* **Set exercise**:
Set down each entry exactly as given; pictures should not appear in the copy.
* begin *
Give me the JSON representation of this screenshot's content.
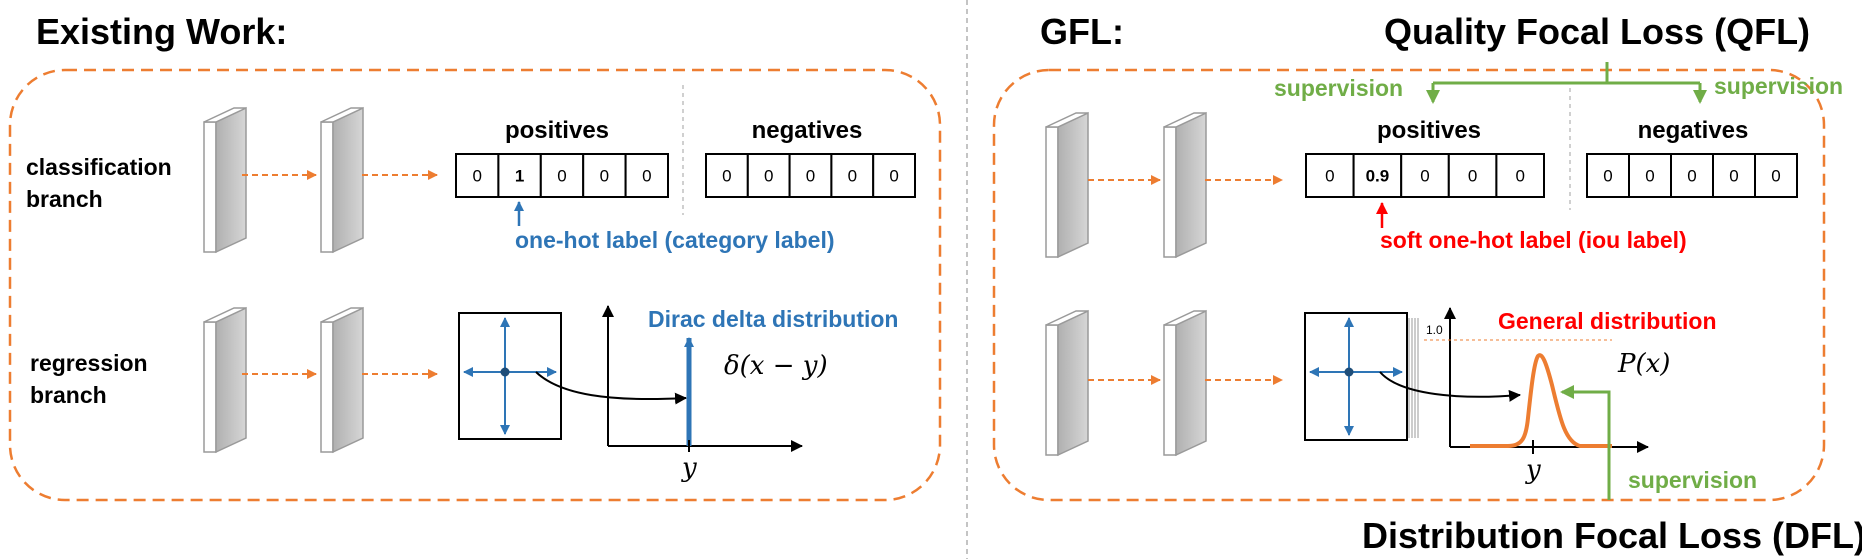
{
  "colors": {
    "orange": "#ed7d31",
    "blue": "#2e75b6",
    "red": "#ff0000",
    "green": "#70ad47",
    "gray_panel": "#c8c8c8"
  },
  "left": {
    "title": "Existing Work:",
    "classification_label_1": "classification",
    "classification_label_2": "branch",
    "regression_label_1": "regression",
    "regression_label_2": "branch",
    "positives_header": "positives",
    "negatives_header": "negatives",
    "positives_cells": [
      "0",
      "1",
      "0",
      "0",
      "0"
    ],
    "negatives_cells": [
      "0",
      "0",
      "0",
      "0",
      "0"
    ],
    "label_annotation": "one-hot label (category label)",
    "dist_title": "Dirac delta distribution",
    "dist_formula": "δ(x − y)",
    "axis_y_label": "y"
  },
  "right": {
    "title": "GFL:",
    "qfl_title": "Quality Focal Loss (QFL)",
    "dfl_title": "Distribution Focal Loss (DFL)",
    "supervision_left": "supervision",
    "supervision_right": "supervision",
    "supervision_bottom": "supervision",
    "positives_header": "positives",
    "negatives_header": "negatives",
    "positives_cells": [
      "0",
      "0.9",
      "0",
      "0",
      "0"
    ],
    "negatives_cells": [
      "0",
      "0",
      "0",
      "0",
      "0"
    ],
    "label_annotation": "soft one-hot label (iou label)",
    "dist_title": "General distribution",
    "dist_formula": "P(x)",
    "axis_y_label": "y",
    "tick_label": "1.0"
  }
}
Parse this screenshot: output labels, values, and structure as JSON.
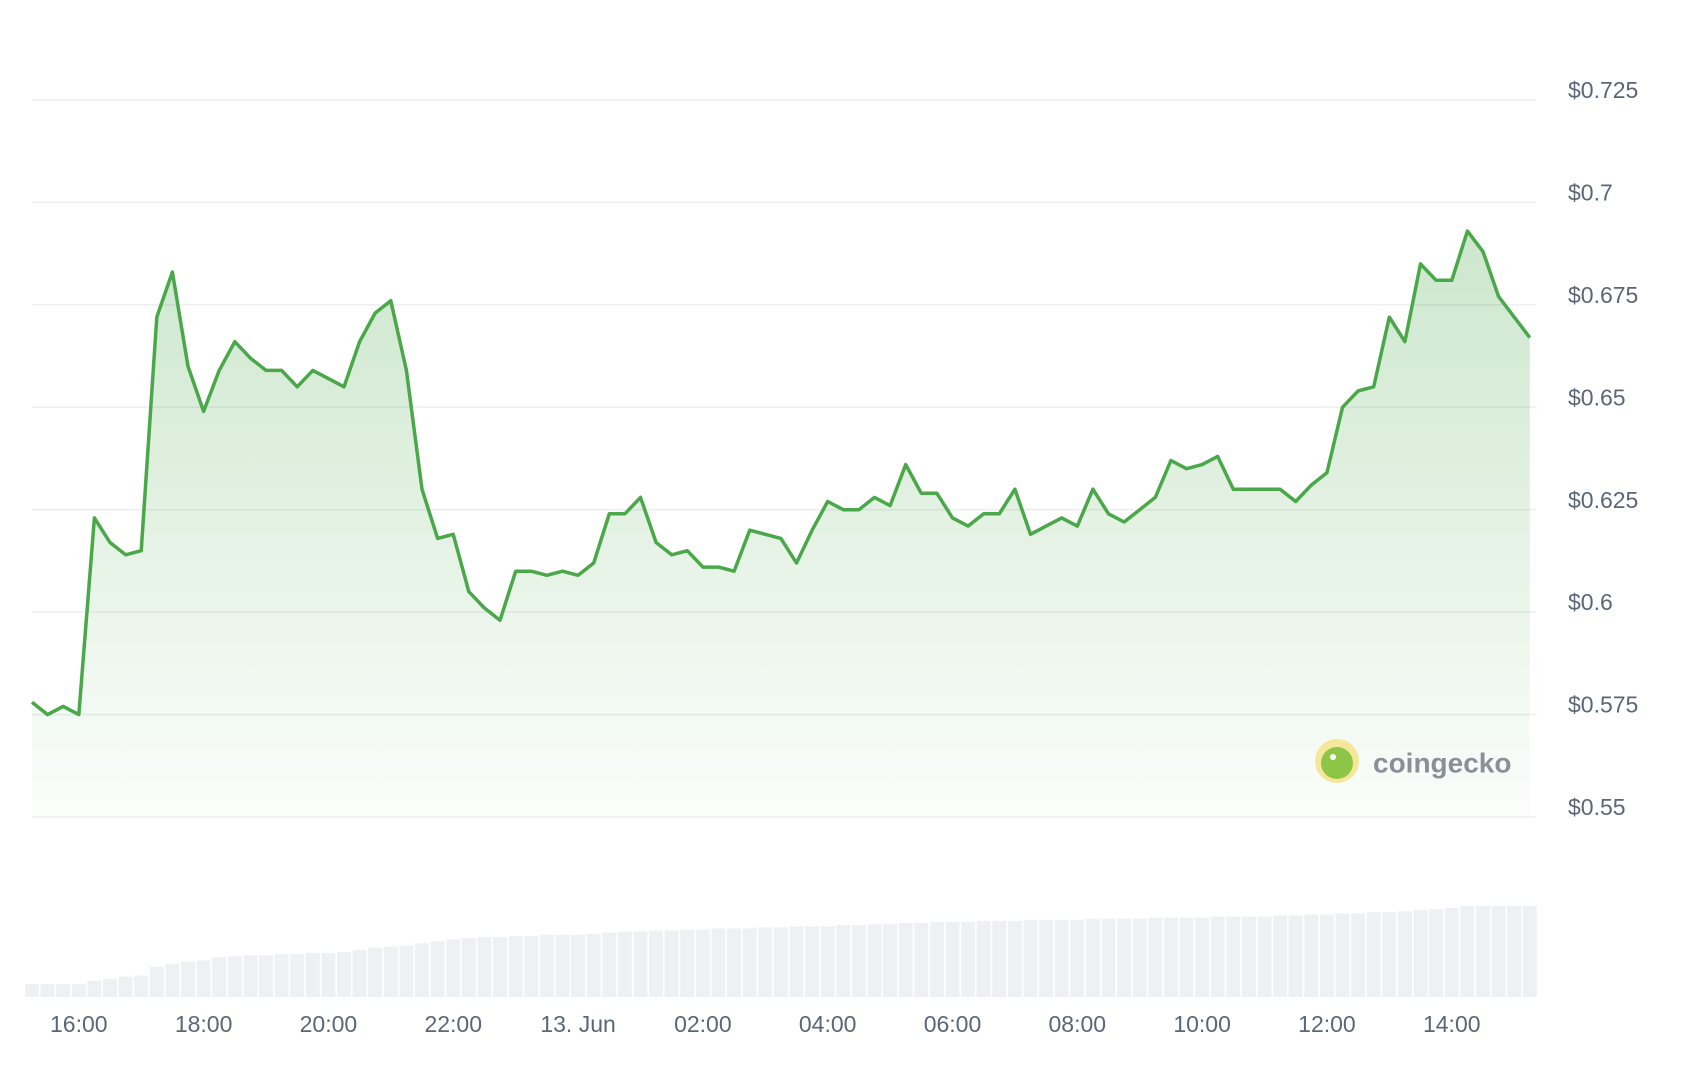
{
  "chart_data": {
    "type": "line",
    "color": "#4aa74a",
    "volume_color": "#eff0f3",
    "grid": true,
    "watermark": "coingecko",
    "xlim": [
      15.25,
      39.35
    ],
    "xticks": [
      {
        "value": 16,
        "label": "16:00"
      },
      {
        "value": 18,
        "label": "18:00"
      },
      {
        "value": 20,
        "label": "20:00"
      },
      {
        "value": 22,
        "label": "22:00"
      },
      {
        "value": 24,
        "label": "13. Jun"
      },
      {
        "value": 26,
        "label": "02:00"
      },
      {
        "value": 28,
        "label": "04:00"
      },
      {
        "value": 30,
        "label": "06:00"
      },
      {
        "value": 32,
        "label": "08:00"
      },
      {
        "value": 34,
        "label": "10:00"
      },
      {
        "value": 36,
        "label": "12:00"
      },
      {
        "value": 38,
        "label": "14:00"
      }
    ],
    "ylim": [
      0.55,
      0.735
    ],
    "yticks": [
      {
        "value": 0.55,
        "label": "$0.55"
      },
      {
        "value": 0.575,
        "label": "$0.575"
      },
      {
        "value": 0.6,
        "label": "$0.6"
      },
      {
        "value": 0.625,
        "label": "$0.625"
      },
      {
        "value": 0.65,
        "label": "$0.65"
      },
      {
        "value": 0.675,
        "label": "$0.675"
      },
      {
        "value": 0.7,
        "label": "$0.7"
      },
      {
        "value": 0.725,
        "label": "$0.725"
      }
    ],
    "x": [
      15.25,
      15.5,
      15.75,
      16,
      16.25,
      16.5,
      16.75,
      17,
      17.25,
      17.5,
      17.75,
      18,
      18.25,
      18.5,
      18.75,
      19,
      19.25,
      19.5,
      19.75,
      20,
      20.25,
      20.5,
      20.75,
      21,
      21.25,
      21.5,
      21.75,
      22,
      22.25,
      22.5,
      22.75,
      23,
      23.25,
      23.5,
      23.75,
      24,
      24.25,
      24.5,
      24.75,
      25,
      25.25,
      25.5,
      25.75,
      26,
      26.25,
      26.5,
      26.75,
      27,
      27.25,
      27.5,
      27.75,
      28,
      28.25,
      28.5,
      28.75,
      29,
      29.25,
      29.5,
      29.75,
      30,
      30.25,
      30.5,
      30.75,
      31,
      31.25,
      31.5,
      31.75,
      32,
      32.25,
      32.5,
      32.75,
      33,
      33.25,
      33.5,
      33.75,
      34,
      34.25,
      34.5,
      34.75,
      35,
      35.25,
      35.5,
      35.75,
      36,
      36.25,
      36.5,
      36.75,
      37,
      37.25,
      37.5,
      37.75,
      38,
      38.25,
      38.5,
      38.75,
      39,
      39.25
    ],
    "values": [
      0.578,
      0.575,
      0.577,
      0.575,
      0.623,
      0.617,
      0.614,
      0.615,
      0.672,
      0.683,
      0.66,
      0.649,
      0.659,
      0.666,
      0.662,
      0.659,
      0.659,
      0.655,
      0.659,
      0.657,
      0.655,
      0.666,
      0.673,
      0.676,
      0.659,
      0.63,
      0.618,
      0.619,
      0.605,
      0.601,
      0.598,
      0.61,
      0.61,
      0.609,
      0.61,
      0.609,
      0.612,
      0.624,
      0.624,
      0.628,
      0.617,
      0.614,
      0.615,
      0.611,
      0.611,
      0.61,
      0.62,
      0.619,
      0.618,
      0.612,
      0.62,
      0.627,
      0.625,
      0.625,
      0.628,
      0.626,
      0.636,
      0.629,
      0.629,
      0.623,
      0.621,
      0.624,
      0.624,
      0.63,
      0.619,
      0.621,
      0.623,
      0.621,
      0.63,
      0.624,
      0.622,
      0.625,
      0.628,
      0.637,
      0.635,
      0.636,
      0.638,
      0.63,
      0.63,
      0.63,
      0.63,
      0.627,
      0.631,
      0.634,
      0.65,
      0.654,
      0.655,
      0.672,
      0.666,
      0.685,
      0.681,
      0.681,
      0.693,
      0.688,
      0.677,
      0.672,
      0.667
    ],
    "volume": [
      12,
      12,
      12,
      12,
      15,
      17,
      19,
      20,
      28,
      31,
      33,
      34,
      37,
      38,
      39,
      39,
      40,
      40,
      41,
      41,
      42,
      44,
      46,
      47,
      48,
      50,
      52,
      54,
      55,
      56,
      56,
      57,
      57,
      58,
      58,
      58,
      59,
      60,
      61,
      61,
      62,
      62,
      63,
      63,
      64,
      64,
      64,
      65,
      65,
      66,
      66,
      66,
      67,
      67,
      68,
      68,
      69,
      69,
      70,
      70,
      70,
      71,
      71,
      71,
      72,
      72,
      72,
      72,
      73,
      73,
      73,
      73,
      74,
      74,
      74,
      74,
      75,
      75,
      75,
      75,
      76,
      76,
      77,
      77,
      78,
      78,
      79,
      79,
      80,
      81,
      82,
      83,
      85,
      85,
      85,
      85,
      85
    ]
  }
}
* end *
* **Reply**:
Give me the JSON representation of this screenshot's content.
{
  "colors": {
    "orange": "#ed7d31",
    "blue": "#2e75b6",
    "red": "#ff0000",
    "green": "#70ad47",
    "gray_panel": "#c8c8c8"
  },
  "left": {
    "title": "Existing Work:",
    "classification_label_1": "classification",
    "classification_label_2": "branch",
    "regression_label_1": "regression",
    "regression_label_2": "branch",
    "positives_header": "positives",
    "negatives_header": "negatives",
    "positives_cells": [
      "0",
      "1",
      "0",
      "0",
      "0"
    ],
    "negatives_cells": [
      "0",
      "0",
      "0",
      "0",
      "0"
    ],
    "label_annotation": "one-hot label (category label)",
    "dist_title": "Dirac delta distribution",
    "dist_formula": "δ(x − y)",
    "axis_y_label": "y"
  },
  "right": {
    "title": "GFL:",
    "qfl_title": "Quality Focal Loss (QFL)",
    "dfl_title": "Distribution Focal Loss (DFL)",
    "supervision_left": "supervision",
    "supervision_right": "supervision",
    "supervision_bottom": "supervision",
    "positives_header": "positives",
    "negatives_header": "negatives",
    "positives_cells": [
      "0",
      "0.9",
      "0",
      "0",
      "0"
    ],
    "negatives_cells": [
      "0",
      "0",
      "0",
      "0",
      "0"
    ],
    "label_annotation": "soft one-hot label (iou label)",
    "dist_title": "General distribution",
    "dist_formula": "P(x)",
    "axis_y_label": "y",
    "tick_label": "1.0"
  }
}
Parse this screenshot: output labels, values, and structure as JSON.
{
  "chart_data": {
    "type": "line",
    "color": "#4aa74a",
    "volume_color": "#eff0f3",
    "grid": true,
    "watermark": "coingecko",
    "xlim": [
      15.25,
      39.35
    ],
    "xticks": [
      {
        "value": 16,
        "label": "16:00"
      },
      {
        "value": 18,
        "label": "18:00"
      },
      {
        "value": 20,
        "label": "20:00"
      },
      {
        "value": 22,
        "label": "22:00"
      },
      {
        "value": 24,
        "label": "13. Jun"
      },
      {
        "value": 26,
        "label": "02:00"
      },
      {
        "value": 28,
        "label": "04:00"
      },
      {
        "value": 30,
        "label": "06:00"
      },
      {
        "value": 32,
        "label": "08:00"
      },
      {
        "value": 34,
        "label": "10:00"
      },
      {
        "value": 36,
        "label": "12:00"
      },
      {
        "value": 38,
        "label": "14:00"
      }
    ],
    "ylim": [
      0.55,
      0.735
    ],
    "yticks": [
      {
        "value": 0.55,
        "label": "$0.55"
      },
      {
        "value": 0.575,
        "label": "$0.575"
      },
      {
        "value": 0.6,
        "label": "$0.6"
      },
      {
        "value": 0.625,
        "label": "$0.625"
      },
      {
        "value": 0.65,
        "label": "$0.65"
      },
      {
        "value": 0.675,
        "label": "$0.675"
      },
      {
        "value": 0.7,
        "label": "$0.7"
      },
      {
        "value": 0.725,
        "label": "$0.725"
      }
    ],
    "x": [
      15.25,
      15.5,
      15.75,
      16,
      16.25,
      16.5,
      16.75,
      17,
      17.25,
      17.5,
      17.75,
      18,
      18.25,
      18.5,
      18.75,
      19,
      19.25,
      19.5,
      19.75,
      20,
      20.25,
      20.5,
      20.75,
      21,
      21.25,
      21.5,
      21.75,
      22,
      22.25,
      22.5,
      22.75,
      23,
      23.25,
      23.5,
      23.75,
      24,
      24.25,
      24.5,
      24.75,
      25,
      25.25,
      25.5,
      25.75,
      26,
      26.25,
      26.5,
      26.75,
      27,
      27.25,
      27.5,
      27.75,
      28,
      28.25,
      28.5,
      28.75,
      29,
      29.25,
      29.5,
      29.75,
      30,
      30.25,
      30.5,
      30.75,
      31,
      31.25,
      31.5,
      31.75,
      32,
      32.25,
      32.5,
      32.75,
      33,
      33.25,
      33.5,
      33.75,
      34,
      34.25,
      34.5,
      34.75,
      35,
      35.25,
      35.5,
      35.75,
      36,
      36.25,
      36.5,
      36.75,
      37,
      37.25,
      37.5,
      37.75,
      38,
      38.25,
      38.5,
      38.75,
      39,
      39.25
    ],
    "values": [
      0.578,
      0.575,
      0.577,
      0.575,
      0.623,
      0.617,
      0.614,
      0.615,
      0.672,
      0.683,
      0.66,
      0.649,
      0.659,
      0.666,
      0.662,
      0.659,
      0.659,
      0.655,
      0.659,
      0.657,
      0.655,
      0.666,
      0.673,
      0.676,
      0.659,
      0.63,
      0.618,
      0.619,
      0.605,
      0.601,
      0.598,
      0.61,
      0.61,
      0.609,
      0.61,
      0.609,
      0.612,
      0.624,
      0.624,
      0.628,
      0.617,
      0.614,
      0.615,
      0.611,
      0.611,
      0.61,
      0.62,
      0.619,
      0.618,
      0.612,
      0.62,
      0.627,
      0.625,
      0.625,
      0.628,
      0.626,
      0.636,
      0.629,
      0.629,
      0.623,
      0.621,
      0.624,
      0.624,
      0.63,
      0.619,
      0.621,
      0.623,
      0.621,
      0.63,
      0.624,
      0.622,
      0.625,
      0.628,
      0.637,
      0.635,
      0.636,
      0.638,
      0.63,
      0.63,
      0.63,
      0.63,
      0.627,
      0.631,
      0.634,
      0.65,
      0.654,
      0.655,
      0.672,
      0.666,
      0.685,
      0.681,
      0.681,
      0.693,
      0.688,
      0.677,
      0.672,
      0.667
    ],
    "volume": [
      12,
      12,
      12,
      12,
      15,
      17,
      19,
      20,
      28,
      31,
      33,
      34,
      37,
      38,
      39,
      39,
      40,
      40,
      41,
      41,
      42,
      44,
      46,
      47,
      48,
      50,
      52,
      54,
      55,
      56,
      56,
      57,
      57,
      58,
      58,
      58,
      59,
      60,
      61,
      61,
      62,
      62,
      63,
      63,
      64,
      64,
      64,
      65,
      65,
      66,
      66,
      66,
      67,
      67,
      68,
      68,
      69,
      69,
      70,
      70,
      70,
      71,
      71,
      71,
      72,
      72,
      72,
      72,
      73,
      73,
      73,
      73,
      74,
      74,
      74,
      74,
      75,
      75,
      75,
      75,
      76,
      76,
      77,
      77,
      78,
      78,
      79,
      79,
      80,
      81,
      82,
      83,
      85,
      85,
      85,
      85,
      85
    ]
  }
}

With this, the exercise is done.